• _The records_
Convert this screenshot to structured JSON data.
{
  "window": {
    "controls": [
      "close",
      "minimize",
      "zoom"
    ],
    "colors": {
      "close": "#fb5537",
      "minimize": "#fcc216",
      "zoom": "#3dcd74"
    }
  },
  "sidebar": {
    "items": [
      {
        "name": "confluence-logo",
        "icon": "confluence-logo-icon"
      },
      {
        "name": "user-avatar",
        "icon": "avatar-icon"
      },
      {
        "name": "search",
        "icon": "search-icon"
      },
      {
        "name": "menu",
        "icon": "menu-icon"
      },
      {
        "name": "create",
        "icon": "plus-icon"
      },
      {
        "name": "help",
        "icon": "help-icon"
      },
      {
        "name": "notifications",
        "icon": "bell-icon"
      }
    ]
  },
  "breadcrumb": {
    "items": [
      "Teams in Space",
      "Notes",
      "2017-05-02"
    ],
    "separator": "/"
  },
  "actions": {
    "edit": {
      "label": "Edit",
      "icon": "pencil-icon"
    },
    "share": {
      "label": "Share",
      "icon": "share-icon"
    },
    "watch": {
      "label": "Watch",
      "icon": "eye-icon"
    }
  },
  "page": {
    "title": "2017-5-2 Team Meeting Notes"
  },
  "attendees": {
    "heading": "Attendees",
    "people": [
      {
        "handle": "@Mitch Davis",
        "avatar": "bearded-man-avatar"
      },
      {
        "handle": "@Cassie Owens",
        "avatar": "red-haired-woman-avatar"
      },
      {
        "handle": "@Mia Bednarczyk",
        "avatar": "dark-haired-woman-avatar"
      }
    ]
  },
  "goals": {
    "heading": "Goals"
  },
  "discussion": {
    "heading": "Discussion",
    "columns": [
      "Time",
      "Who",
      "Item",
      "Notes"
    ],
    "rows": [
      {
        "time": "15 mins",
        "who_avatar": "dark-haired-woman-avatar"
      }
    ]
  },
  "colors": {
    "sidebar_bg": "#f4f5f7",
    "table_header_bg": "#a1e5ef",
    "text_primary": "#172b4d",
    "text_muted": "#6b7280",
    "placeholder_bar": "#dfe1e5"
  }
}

• _Given instruction_
The listing above should be transcribed in full, exactly as written.

• _Final answer_
Convert this screenshot to structured JSON data.
{
  "window": {
    "controls": [
      "close",
      "minimize",
      "zoom"
    ],
    "colors": {
      "close": "#fb5537",
      "minimize": "#fcc216",
      "zoom": "#3dcd74"
    }
  },
  "sidebar": {
    "items": [
      {
        "name": "confluence-logo",
        "icon": "confluence-logo-icon"
      },
      {
        "name": "user-avatar",
        "icon": "avatar-icon"
      },
      {
        "name": "search",
        "icon": "search-icon"
      },
      {
        "name": "menu",
        "icon": "menu-icon"
      },
      {
        "name": "create",
        "icon": "plus-icon"
      },
      {
        "name": "help",
        "icon": "help-icon"
      },
      {
        "name": "notifications",
        "icon": "bell-icon"
      }
    ]
  },
  "breadcrumb": {
    "items": [
      "Teams in Space",
      "Notes",
      "2017-05-02"
    ],
    "separator": "/"
  },
  "actions": {
    "edit": {
      "label": "Edit",
      "icon": "pencil-icon"
    },
    "share": {
      "label": "Share",
      "icon": "share-icon"
    },
    "watch": {
      "label": "Watch",
      "icon": "eye-icon"
    }
  },
  "page": {
    "title": "2017-5-2 Team Meeting Notes"
  },
  "attendees": {
    "heading": "Attendees",
    "people": [
      {
        "handle": "@Mitch Davis",
        "avatar": "bearded-man-avatar"
      },
      {
        "handle": "@Cassie Owens",
        "avatar": "red-haired-woman-avatar"
      },
      {
        "handle": "@Mia Bednarczyk",
        "avatar": "dark-haired-woman-avatar"
      }
    ]
  },
  "goals": {
    "heading": "Goals"
  },
  "discussion": {
    "heading": "Discussion",
    "columns": [
      "Time",
      "Who",
      "Item",
      "Notes"
    ],
    "rows": [
      {
        "time": "15 mins",
        "who_avatar": "dark-haired-woman-avatar"
      }
    ]
  },
  "colors": {
    "sidebar_bg": "#f4f5f7",
    "table_header_bg": "#a1e5ef",
    "text_primary": "#172b4d",
    "text_muted": "#6b7280",
    "placeholder_bar": "#dfe1e5"
  }
}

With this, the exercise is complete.